[Data items]
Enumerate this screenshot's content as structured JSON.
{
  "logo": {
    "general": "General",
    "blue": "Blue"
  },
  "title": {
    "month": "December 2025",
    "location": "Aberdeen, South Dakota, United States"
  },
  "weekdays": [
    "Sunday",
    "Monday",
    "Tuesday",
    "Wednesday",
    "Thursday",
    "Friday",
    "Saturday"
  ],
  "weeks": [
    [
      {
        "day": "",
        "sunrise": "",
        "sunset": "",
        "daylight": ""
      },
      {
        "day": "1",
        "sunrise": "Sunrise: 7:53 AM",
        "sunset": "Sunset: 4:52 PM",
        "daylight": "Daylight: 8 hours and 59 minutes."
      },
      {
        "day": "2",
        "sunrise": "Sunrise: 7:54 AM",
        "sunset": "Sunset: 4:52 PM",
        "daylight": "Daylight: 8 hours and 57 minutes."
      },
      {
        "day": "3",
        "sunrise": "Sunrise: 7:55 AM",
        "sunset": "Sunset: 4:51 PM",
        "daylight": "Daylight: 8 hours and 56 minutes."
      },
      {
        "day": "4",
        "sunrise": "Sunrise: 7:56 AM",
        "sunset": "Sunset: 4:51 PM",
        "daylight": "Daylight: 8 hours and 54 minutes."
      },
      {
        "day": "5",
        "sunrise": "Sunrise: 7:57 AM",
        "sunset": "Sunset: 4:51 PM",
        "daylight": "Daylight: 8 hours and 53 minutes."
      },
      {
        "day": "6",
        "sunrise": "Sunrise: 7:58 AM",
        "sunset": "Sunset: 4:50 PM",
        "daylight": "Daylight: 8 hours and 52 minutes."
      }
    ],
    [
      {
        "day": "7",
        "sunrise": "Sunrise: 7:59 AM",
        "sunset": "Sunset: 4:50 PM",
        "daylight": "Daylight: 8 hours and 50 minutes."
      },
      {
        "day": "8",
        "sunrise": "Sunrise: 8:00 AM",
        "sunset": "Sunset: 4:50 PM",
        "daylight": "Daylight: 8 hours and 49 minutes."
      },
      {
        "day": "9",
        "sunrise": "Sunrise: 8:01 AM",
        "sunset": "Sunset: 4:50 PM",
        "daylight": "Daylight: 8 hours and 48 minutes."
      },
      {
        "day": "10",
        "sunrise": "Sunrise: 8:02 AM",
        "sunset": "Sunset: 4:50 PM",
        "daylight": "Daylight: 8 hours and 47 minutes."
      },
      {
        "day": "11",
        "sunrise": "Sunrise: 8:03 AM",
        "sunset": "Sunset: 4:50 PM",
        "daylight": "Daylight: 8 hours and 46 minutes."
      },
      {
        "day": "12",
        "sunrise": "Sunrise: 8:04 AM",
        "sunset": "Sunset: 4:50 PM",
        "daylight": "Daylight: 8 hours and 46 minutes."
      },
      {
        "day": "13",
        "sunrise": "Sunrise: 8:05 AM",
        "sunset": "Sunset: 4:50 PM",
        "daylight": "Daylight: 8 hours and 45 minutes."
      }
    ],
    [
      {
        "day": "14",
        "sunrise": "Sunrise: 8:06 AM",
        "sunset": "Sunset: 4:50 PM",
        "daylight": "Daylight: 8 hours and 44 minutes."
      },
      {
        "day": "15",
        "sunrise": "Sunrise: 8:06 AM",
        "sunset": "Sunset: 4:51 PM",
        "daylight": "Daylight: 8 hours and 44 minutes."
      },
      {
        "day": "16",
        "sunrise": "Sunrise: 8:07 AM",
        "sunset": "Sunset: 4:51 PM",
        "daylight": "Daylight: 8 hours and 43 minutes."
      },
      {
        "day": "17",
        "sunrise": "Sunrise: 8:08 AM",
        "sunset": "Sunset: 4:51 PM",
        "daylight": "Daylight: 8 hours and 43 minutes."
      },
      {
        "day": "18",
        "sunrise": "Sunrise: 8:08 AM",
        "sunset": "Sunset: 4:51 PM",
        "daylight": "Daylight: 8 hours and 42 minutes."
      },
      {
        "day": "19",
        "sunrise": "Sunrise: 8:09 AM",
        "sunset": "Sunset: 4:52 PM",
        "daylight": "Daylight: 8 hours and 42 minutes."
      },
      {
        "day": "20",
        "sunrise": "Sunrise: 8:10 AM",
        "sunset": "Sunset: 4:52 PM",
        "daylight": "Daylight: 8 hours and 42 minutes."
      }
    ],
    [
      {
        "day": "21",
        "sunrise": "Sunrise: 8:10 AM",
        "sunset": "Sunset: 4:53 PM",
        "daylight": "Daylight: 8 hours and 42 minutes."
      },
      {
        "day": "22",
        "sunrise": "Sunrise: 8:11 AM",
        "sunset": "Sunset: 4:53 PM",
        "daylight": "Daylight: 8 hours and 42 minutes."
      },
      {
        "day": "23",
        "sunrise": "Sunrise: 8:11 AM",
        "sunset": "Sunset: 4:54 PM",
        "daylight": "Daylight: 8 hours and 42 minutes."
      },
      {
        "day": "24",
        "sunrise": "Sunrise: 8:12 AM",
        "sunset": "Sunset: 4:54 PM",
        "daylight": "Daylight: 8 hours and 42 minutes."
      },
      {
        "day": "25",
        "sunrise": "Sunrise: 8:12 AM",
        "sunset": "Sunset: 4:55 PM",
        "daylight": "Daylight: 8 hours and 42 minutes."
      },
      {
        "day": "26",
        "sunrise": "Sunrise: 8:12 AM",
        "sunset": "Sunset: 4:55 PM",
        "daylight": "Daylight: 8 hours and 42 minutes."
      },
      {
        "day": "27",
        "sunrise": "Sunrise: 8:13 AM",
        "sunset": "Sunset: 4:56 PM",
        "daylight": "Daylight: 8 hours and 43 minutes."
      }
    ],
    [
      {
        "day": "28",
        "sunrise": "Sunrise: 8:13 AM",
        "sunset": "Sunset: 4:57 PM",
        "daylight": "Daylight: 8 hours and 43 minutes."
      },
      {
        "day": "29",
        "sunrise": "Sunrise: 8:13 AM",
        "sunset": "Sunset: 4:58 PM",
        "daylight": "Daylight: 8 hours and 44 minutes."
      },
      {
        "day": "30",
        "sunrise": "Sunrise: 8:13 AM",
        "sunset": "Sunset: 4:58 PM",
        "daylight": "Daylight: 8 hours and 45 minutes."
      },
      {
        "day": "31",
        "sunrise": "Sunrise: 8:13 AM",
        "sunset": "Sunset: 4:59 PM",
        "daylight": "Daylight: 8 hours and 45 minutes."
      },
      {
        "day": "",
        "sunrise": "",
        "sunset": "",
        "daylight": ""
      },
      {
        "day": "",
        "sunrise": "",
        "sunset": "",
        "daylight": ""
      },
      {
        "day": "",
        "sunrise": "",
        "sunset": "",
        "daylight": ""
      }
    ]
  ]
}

### Objective
Write out the data exactly as it stands.

### Exercise output
Enumerate this screenshot's content as structured JSON.
{
  "logo": {
    "general": "General",
    "blue": "Blue"
  },
  "title": {
    "month": "December 2025",
    "location": "Aberdeen, South Dakota, United States"
  },
  "weekdays": [
    "Sunday",
    "Monday",
    "Tuesday",
    "Wednesday",
    "Thursday",
    "Friday",
    "Saturday"
  ],
  "weeks": [
    [
      {
        "day": "",
        "sunrise": "",
        "sunset": "",
        "daylight": ""
      },
      {
        "day": "1",
        "sunrise": "Sunrise: 7:53 AM",
        "sunset": "Sunset: 4:52 PM",
        "daylight": "Daylight: 8 hours and 59 minutes."
      },
      {
        "day": "2",
        "sunrise": "Sunrise: 7:54 AM",
        "sunset": "Sunset: 4:52 PM",
        "daylight": "Daylight: 8 hours and 57 minutes."
      },
      {
        "day": "3",
        "sunrise": "Sunrise: 7:55 AM",
        "sunset": "Sunset: 4:51 PM",
        "daylight": "Daylight: 8 hours and 56 minutes."
      },
      {
        "day": "4",
        "sunrise": "Sunrise: 7:56 AM",
        "sunset": "Sunset: 4:51 PM",
        "daylight": "Daylight: 8 hours and 54 minutes."
      },
      {
        "day": "5",
        "sunrise": "Sunrise: 7:57 AM",
        "sunset": "Sunset: 4:51 PM",
        "daylight": "Daylight: 8 hours and 53 minutes."
      },
      {
        "day": "6",
        "sunrise": "Sunrise: 7:58 AM",
        "sunset": "Sunset: 4:50 PM",
        "daylight": "Daylight: 8 hours and 52 minutes."
      }
    ],
    [
      {
        "day": "7",
        "sunrise": "Sunrise: 7:59 AM",
        "sunset": "Sunset: 4:50 PM",
        "daylight": "Daylight: 8 hours and 50 minutes."
      },
      {
        "day": "8",
        "sunrise": "Sunrise: 8:00 AM",
        "sunset": "Sunset: 4:50 PM",
        "daylight": "Daylight: 8 hours and 49 minutes."
      },
      {
        "day": "9",
        "sunrise": "Sunrise: 8:01 AM",
        "sunset": "Sunset: 4:50 PM",
        "daylight": "Daylight: 8 hours and 48 minutes."
      },
      {
        "day": "10",
        "sunrise": "Sunrise: 8:02 AM",
        "sunset": "Sunset: 4:50 PM",
        "daylight": "Daylight: 8 hours and 47 minutes."
      },
      {
        "day": "11",
        "sunrise": "Sunrise: 8:03 AM",
        "sunset": "Sunset: 4:50 PM",
        "daylight": "Daylight: 8 hours and 46 minutes."
      },
      {
        "day": "12",
        "sunrise": "Sunrise: 8:04 AM",
        "sunset": "Sunset: 4:50 PM",
        "daylight": "Daylight: 8 hours and 46 minutes."
      },
      {
        "day": "13",
        "sunrise": "Sunrise: 8:05 AM",
        "sunset": "Sunset: 4:50 PM",
        "daylight": "Daylight: 8 hours and 45 minutes."
      }
    ],
    [
      {
        "day": "14",
        "sunrise": "Sunrise: 8:06 AM",
        "sunset": "Sunset: 4:50 PM",
        "daylight": "Daylight: 8 hours and 44 minutes."
      },
      {
        "day": "15",
        "sunrise": "Sunrise: 8:06 AM",
        "sunset": "Sunset: 4:51 PM",
        "daylight": "Daylight: 8 hours and 44 minutes."
      },
      {
        "day": "16",
        "sunrise": "Sunrise: 8:07 AM",
        "sunset": "Sunset: 4:51 PM",
        "daylight": "Daylight: 8 hours and 43 minutes."
      },
      {
        "day": "17",
        "sunrise": "Sunrise: 8:08 AM",
        "sunset": "Sunset: 4:51 PM",
        "daylight": "Daylight: 8 hours and 43 minutes."
      },
      {
        "day": "18",
        "sunrise": "Sunrise: 8:08 AM",
        "sunset": "Sunset: 4:51 PM",
        "daylight": "Daylight: 8 hours and 42 minutes."
      },
      {
        "day": "19",
        "sunrise": "Sunrise: 8:09 AM",
        "sunset": "Sunset: 4:52 PM",
        "daylight": "Daylight: 8 hours and 42 minutes."
      },
      {
        "day": "20",
        "sunrise": "Sunrise: 8:10 AM",
        "sunset": "Sunset: 4:52 PM",
        "daylight": "Daylight: 8 hours and 42 minutes."
      }
    ],
    [
      {
        "day": "21",
        "sunrise": "Sunrise: 8:10 AM",
        "sunset": "Sunset: 4:53 PM",
        "daylight": "Daylight: 8 hours and 42 minutes."
      },
      {
        "day": "22",
        "sunrise": "Sunrise: 8:11 AM",
        "sunset": "Sunset: 4:53 PM",
        "daylight": "Daylight: 8 hours and 42 minutes."
      },
      {
        "day": "23",
        "sunrise": "Sunrise: 8:11 AM",
        "sunset": "Sunset: 4:54 PM",
        "daylight": "Daylight: 8 hours and 42 minutes."
      },
      {
        "day": "24",
        "sunrise": "Sunrise: 8:12 AM",
        "sunset": "Sunset: 4:54 PM",
        "daylight": "Daylight: 8 hours and 42 minutes."
      },
      {
        "day": "25",
        "sunrise": "Sunrise: 8:12 AM",
        "sunset": "Sunset: 4:55 PM",
        "daylight": "Daylight: 8 hours and 42 minutes."
      },
      {
        "day": "26",
        "sunrise": "Sunrise: 8:12 AM",
        "sunset": "Sunset: 4:55 PM",
        "daylight": "Daylight: 8 hours and 42 minutes."
      },
      {
        "day": "27",
        "sunrise": "Sunrise: 8:13 AM",
        "sunset": "Sunset: 4:56 PM",
        "daylight": "Daylight: 8 hours and 43 minutes."
      }
    ],
    [
      {
        "day": "28",
        "sunrise": "Sunrise: 8:13 AM",
        "sunset": "Sunset: 4:57 PM",
        "daylight": "Daylight: 8 hours and 43 minutes."
      },
      {
        "day": "29",
        "sunrise": "Sunrise: 8:13 AM",
        "sunset": "Sunset: 4:58 PM",
        "daylight": "Daylight: 8 hours and 44 minutes."
      },
      {
        "day": "30",
        "sunrise": "Sunrise: 8:13 AM",
        "sunset": "Sunset: 4:58 PM",
        "daylight": "Daylight: 8 hours and 45 minutes."
      },
      {
        "day": "31",
        "sunrise": "Sunrise: 8:13 AM",
        "sunset": "Sunset: 4:59 PM",
        "daylight": "Daylight: 8 hours and 45 minutes."
      },
      {
        "day": "",
        "sunrise": "",
        "sunset": "",
        "daylight": ""
      },
      {
        "day": "",
        "sunrise": "",
        "sunset": "",
        "daylight": ""
      },
      {
        "day": "",
        "sunrise": "",
        "sunset": "",
        "daylight": ""
      }
    ]
  ]
}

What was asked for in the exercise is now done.